Tarefas a realizar:
• A. Segundo a notícia sobre Santiago Meza, qual valor ele recebia por semana para dissolver os cadáveres?
• B. Prossiga a notícia sobre Santiago Meza a partir do ponto em que ela termina.

Texto fornecido:
******

Mexicano diz que 'dissolveu 300 corpos' para narcotraficantes

Um integrante de uma quadrilha de narcotraficantes preso na cidade de Tijuana, no México, confessou ter ocultado pelo menos 300 corpos dissolvendo-os em ácido.

Santiago Meza disse que, ao longo de dez anos, recebeu US$ 600 por semana para dissolver com soda cáustica os cadáveres de membros de quadrilhas rivais assassinados.

Ele foi apresentado à imprensa pelo Exército mexicano depois de preso, na quinta-feira, na cidade, que fica na fronteira com os Estados Unidos.

As autoridades não forneceram provas da alegação mas disseram acreditar que ela seja verdadeira.

Mais de 700 pessoas morreram em Tijuana no ano passado em disputas envolvendo o narcotráfico. No país todo, esse número chegou a 5,7 mil.

'Arrependido' Meza disse que despejava soda cáustica sobre os corpos colocados em covas.

******

[Dados de análise de layout de documentos]
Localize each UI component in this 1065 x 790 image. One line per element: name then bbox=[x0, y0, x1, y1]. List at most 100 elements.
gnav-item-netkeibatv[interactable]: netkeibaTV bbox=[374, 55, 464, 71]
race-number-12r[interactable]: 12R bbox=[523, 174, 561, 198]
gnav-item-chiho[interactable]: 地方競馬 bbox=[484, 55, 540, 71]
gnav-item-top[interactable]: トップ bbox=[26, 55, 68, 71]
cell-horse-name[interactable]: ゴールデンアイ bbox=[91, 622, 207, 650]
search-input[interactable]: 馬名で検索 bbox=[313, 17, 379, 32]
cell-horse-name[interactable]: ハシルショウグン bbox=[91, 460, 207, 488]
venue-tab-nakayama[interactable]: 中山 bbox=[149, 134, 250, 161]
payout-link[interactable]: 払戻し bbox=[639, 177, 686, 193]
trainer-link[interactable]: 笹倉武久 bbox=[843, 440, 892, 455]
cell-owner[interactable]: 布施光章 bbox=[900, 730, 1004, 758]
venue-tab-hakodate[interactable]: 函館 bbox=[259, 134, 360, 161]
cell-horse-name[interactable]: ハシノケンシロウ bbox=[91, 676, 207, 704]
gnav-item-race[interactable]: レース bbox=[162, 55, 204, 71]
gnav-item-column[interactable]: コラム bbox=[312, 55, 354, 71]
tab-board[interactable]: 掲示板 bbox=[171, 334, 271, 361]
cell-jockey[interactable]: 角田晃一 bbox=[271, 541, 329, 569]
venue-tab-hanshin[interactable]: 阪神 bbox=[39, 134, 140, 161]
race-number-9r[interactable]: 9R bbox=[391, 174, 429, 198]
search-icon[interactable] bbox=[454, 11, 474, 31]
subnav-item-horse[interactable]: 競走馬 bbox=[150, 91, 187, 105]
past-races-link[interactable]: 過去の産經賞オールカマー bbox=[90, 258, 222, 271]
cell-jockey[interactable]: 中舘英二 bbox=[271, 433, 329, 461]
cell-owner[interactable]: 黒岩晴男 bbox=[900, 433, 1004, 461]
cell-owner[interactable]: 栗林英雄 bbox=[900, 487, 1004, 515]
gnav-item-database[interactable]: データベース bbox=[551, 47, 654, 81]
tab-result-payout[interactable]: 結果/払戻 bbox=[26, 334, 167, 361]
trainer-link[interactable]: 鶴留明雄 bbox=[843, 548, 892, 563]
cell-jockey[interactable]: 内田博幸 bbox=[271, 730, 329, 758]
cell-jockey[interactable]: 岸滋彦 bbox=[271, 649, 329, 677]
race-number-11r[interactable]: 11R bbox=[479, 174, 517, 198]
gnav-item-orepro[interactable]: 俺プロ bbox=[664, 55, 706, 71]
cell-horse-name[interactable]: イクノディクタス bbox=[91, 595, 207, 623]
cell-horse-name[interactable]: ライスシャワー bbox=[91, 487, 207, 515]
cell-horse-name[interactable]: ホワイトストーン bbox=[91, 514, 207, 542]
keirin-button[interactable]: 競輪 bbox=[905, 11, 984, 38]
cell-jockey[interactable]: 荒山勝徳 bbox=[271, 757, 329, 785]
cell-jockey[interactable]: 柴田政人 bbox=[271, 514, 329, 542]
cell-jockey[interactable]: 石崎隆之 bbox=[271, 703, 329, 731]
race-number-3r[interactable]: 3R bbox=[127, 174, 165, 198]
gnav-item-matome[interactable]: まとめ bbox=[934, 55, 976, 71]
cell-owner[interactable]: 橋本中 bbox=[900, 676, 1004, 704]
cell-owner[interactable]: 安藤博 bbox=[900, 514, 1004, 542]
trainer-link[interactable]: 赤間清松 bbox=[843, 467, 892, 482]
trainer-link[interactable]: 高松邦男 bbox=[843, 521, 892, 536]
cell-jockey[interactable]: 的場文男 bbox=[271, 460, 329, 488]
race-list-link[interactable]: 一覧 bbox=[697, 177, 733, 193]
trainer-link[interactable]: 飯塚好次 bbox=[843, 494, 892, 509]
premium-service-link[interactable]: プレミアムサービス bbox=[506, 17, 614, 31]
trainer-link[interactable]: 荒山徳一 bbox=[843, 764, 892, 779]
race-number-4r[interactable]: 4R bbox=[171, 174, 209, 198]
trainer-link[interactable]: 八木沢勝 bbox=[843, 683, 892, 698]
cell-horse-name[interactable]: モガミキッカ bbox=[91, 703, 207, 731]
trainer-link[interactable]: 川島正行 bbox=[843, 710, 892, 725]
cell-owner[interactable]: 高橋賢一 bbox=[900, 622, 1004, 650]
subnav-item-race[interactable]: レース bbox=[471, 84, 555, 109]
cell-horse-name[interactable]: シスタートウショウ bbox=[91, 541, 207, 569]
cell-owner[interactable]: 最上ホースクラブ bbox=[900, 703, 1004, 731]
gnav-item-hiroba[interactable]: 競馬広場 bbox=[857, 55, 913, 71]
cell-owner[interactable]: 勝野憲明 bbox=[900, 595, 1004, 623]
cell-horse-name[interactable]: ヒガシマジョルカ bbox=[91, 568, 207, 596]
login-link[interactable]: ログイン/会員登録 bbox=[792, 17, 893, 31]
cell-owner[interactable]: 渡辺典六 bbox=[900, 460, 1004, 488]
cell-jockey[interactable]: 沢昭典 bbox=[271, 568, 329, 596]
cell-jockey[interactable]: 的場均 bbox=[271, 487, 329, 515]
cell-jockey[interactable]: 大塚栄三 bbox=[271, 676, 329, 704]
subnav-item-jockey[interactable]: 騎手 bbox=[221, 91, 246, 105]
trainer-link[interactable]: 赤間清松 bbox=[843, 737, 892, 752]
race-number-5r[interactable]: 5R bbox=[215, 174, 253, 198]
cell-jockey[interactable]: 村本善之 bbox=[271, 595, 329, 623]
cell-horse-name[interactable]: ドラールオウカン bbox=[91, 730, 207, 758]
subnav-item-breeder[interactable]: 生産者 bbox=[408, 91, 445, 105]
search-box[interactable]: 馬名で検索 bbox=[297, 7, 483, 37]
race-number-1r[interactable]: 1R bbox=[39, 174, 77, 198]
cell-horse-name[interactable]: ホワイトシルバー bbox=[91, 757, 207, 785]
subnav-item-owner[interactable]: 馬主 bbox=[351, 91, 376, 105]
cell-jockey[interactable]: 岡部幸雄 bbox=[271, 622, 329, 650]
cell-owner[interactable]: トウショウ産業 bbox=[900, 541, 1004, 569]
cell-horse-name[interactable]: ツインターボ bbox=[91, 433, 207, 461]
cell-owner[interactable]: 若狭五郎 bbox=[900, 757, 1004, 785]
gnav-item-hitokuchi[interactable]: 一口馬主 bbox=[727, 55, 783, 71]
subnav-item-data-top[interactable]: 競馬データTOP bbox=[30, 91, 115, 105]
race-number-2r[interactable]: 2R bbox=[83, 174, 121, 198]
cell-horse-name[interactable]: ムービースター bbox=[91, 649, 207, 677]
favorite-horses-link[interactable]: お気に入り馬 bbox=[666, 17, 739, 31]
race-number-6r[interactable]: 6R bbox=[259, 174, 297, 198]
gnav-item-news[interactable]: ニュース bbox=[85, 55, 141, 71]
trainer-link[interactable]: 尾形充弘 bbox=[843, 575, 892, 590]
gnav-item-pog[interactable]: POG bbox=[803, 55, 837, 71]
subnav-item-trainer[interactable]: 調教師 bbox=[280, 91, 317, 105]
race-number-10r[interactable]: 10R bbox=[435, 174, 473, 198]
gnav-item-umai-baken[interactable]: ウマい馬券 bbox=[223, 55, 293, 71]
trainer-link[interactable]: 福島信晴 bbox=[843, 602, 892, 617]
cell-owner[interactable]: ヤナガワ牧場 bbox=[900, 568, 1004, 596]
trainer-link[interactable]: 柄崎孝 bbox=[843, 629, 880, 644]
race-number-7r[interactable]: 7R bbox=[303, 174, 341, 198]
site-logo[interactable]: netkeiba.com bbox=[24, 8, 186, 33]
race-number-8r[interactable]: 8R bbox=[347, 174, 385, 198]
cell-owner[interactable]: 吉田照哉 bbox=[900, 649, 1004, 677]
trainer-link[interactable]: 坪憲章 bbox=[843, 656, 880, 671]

******

Respostas por tarefa:
• A. US$ 600 por semana.

• B.
Ao ser apresentado à imprensa, Meza parecia estar arrependido e afirmou que pediria desculpas aos parentes das vítimas se pudesse falar com eles, de acordo com o correspondente da BBC na Cidade do México, Stephen Gibbs.

O México vive uma intensa guerra contra o narcotráfico. Há dois anos, o presidente Felipe Calderón prometeu enfrentar os poderosos cartéis que, segundo ele, ameaçam a estabilidade do país.

A decisão levou a uma escalada da violência pois quadrilhas rivais enfraquecidas começaram a lutar não apenas contra forças do governo, mas também entre si.

A matança entre gangues muitas vezes é feita com requintes de crueldade, e inclui decapitações e tortura, o que vem chocando a opinião pública mexicana, disse Gibbs.